What is needed: Isolate every line in the records below with "known" in it.

Dataset records:

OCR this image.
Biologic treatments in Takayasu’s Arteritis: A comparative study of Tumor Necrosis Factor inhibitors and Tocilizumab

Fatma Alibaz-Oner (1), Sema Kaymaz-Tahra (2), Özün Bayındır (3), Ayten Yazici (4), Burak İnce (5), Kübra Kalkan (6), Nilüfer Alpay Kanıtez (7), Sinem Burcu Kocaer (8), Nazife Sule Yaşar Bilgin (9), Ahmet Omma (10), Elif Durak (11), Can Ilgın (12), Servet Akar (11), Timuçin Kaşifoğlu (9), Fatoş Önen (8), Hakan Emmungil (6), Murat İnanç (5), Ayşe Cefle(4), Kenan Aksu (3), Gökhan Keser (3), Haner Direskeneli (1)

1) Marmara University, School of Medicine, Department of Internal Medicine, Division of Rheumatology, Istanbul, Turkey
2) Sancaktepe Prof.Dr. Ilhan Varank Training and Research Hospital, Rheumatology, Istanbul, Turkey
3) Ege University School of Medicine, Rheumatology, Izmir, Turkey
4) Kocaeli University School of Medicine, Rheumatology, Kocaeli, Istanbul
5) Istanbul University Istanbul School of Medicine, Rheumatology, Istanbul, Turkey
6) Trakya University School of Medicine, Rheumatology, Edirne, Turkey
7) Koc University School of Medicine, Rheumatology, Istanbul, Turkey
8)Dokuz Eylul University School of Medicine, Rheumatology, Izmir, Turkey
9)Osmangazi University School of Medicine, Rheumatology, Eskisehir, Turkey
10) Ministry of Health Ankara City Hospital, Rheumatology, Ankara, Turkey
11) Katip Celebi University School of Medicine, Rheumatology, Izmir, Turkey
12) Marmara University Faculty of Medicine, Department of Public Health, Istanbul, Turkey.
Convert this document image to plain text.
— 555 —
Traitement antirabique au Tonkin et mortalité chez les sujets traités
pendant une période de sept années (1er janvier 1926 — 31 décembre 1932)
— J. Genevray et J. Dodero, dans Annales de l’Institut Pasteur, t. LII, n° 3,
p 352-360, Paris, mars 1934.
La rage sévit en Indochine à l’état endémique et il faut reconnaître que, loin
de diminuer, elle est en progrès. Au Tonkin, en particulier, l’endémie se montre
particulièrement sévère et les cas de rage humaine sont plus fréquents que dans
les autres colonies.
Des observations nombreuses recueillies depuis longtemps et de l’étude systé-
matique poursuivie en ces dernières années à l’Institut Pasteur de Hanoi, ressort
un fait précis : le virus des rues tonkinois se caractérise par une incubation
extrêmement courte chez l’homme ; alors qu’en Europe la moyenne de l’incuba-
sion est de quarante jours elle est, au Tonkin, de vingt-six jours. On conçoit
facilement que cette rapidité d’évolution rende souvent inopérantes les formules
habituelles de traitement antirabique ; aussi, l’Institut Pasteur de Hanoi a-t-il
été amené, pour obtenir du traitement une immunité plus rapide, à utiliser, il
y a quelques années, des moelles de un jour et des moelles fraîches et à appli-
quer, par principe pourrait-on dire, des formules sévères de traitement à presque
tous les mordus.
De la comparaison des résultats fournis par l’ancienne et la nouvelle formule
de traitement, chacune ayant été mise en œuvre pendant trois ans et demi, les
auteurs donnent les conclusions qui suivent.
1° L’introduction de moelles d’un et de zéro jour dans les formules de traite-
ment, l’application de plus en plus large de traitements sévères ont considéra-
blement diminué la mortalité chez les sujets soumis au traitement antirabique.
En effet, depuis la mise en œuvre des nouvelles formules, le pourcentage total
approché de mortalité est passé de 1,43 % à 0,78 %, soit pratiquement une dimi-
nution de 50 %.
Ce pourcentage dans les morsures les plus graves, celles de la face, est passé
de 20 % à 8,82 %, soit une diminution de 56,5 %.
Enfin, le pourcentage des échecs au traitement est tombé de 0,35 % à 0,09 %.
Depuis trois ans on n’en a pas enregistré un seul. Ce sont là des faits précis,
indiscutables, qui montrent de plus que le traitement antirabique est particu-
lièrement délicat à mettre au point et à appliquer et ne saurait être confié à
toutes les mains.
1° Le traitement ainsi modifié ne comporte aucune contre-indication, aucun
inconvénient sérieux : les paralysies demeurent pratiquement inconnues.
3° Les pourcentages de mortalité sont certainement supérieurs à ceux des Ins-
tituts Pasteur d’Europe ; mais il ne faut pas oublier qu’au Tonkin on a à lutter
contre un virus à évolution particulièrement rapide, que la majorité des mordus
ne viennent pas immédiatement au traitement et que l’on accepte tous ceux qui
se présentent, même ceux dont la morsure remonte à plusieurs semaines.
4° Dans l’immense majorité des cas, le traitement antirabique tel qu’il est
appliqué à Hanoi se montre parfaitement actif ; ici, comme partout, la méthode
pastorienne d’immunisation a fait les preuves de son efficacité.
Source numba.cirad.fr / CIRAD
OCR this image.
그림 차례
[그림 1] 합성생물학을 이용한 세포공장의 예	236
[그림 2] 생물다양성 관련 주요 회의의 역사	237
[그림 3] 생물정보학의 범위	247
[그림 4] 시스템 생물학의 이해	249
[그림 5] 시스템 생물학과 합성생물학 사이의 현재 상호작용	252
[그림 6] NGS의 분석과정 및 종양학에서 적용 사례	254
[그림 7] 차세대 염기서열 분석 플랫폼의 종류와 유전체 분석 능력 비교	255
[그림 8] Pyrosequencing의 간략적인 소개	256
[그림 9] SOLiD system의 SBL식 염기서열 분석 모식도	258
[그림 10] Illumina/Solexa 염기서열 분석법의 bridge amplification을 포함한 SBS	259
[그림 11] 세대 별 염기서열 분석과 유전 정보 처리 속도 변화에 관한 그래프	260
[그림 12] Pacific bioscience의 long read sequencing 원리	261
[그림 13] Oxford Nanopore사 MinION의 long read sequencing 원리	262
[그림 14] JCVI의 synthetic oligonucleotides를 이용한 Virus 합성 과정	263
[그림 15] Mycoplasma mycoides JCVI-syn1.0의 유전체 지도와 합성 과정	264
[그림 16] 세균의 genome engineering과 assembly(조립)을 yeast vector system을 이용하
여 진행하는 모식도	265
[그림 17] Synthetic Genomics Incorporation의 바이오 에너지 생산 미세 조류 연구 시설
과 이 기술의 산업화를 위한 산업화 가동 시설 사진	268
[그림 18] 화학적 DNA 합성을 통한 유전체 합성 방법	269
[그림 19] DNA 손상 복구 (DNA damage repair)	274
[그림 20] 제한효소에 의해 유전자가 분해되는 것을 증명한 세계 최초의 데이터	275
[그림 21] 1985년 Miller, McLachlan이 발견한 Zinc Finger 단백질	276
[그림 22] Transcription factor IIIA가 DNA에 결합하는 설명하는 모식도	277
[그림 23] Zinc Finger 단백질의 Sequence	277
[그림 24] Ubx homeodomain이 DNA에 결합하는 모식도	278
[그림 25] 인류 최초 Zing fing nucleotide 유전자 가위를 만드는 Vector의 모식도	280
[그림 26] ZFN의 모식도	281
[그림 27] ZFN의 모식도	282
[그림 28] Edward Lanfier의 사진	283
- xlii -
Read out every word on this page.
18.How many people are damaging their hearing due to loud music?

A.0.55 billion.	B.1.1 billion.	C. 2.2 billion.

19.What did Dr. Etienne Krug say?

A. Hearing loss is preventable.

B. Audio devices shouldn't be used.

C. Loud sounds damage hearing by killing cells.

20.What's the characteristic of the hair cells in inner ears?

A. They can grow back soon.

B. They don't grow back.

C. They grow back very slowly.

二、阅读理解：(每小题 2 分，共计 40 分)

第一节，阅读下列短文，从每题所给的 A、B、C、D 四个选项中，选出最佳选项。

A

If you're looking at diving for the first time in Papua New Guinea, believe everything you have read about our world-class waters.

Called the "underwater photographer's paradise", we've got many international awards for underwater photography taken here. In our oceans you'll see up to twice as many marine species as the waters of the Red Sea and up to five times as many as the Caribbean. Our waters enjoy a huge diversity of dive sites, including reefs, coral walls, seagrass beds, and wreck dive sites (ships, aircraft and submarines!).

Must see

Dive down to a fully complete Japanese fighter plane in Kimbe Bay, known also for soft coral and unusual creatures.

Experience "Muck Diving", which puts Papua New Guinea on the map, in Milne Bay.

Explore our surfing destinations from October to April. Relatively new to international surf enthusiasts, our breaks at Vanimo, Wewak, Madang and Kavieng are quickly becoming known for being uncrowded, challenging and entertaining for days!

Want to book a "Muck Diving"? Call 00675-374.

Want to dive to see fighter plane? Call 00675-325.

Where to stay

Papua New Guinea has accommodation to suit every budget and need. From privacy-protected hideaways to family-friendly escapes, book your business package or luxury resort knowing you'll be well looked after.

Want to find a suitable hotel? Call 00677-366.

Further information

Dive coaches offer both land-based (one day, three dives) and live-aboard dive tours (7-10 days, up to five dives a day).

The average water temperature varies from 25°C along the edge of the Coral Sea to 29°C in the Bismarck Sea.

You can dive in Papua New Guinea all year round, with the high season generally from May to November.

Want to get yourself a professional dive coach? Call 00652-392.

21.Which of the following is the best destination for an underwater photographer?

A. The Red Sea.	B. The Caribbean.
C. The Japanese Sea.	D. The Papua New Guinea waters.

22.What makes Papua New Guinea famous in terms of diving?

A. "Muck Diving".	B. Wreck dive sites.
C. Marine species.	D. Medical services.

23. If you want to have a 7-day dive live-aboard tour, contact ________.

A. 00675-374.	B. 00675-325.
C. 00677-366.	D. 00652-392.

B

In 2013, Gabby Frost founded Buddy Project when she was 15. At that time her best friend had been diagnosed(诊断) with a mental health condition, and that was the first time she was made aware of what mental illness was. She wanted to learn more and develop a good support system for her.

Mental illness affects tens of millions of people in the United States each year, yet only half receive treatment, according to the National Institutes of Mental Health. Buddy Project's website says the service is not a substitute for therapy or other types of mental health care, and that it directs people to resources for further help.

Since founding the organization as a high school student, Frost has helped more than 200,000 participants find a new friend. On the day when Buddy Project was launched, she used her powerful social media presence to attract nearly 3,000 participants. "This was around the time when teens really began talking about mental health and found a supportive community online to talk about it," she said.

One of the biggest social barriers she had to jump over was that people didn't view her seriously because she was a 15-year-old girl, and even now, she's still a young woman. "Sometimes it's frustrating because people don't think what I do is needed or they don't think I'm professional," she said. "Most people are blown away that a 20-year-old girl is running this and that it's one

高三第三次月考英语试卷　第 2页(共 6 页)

The completed task:
Dive down to a fully complete Japanese fighter plane in Kimbe Bay, known also for soft coral and unusual creatures.
Explore our surfing destinations from October to April. Relatively new to international surf enthusiasts, our breaks at Vanimo, Wewak, Madang and Kavieng are quickly becoming known for being uncrowded, challenging and entertaining for days!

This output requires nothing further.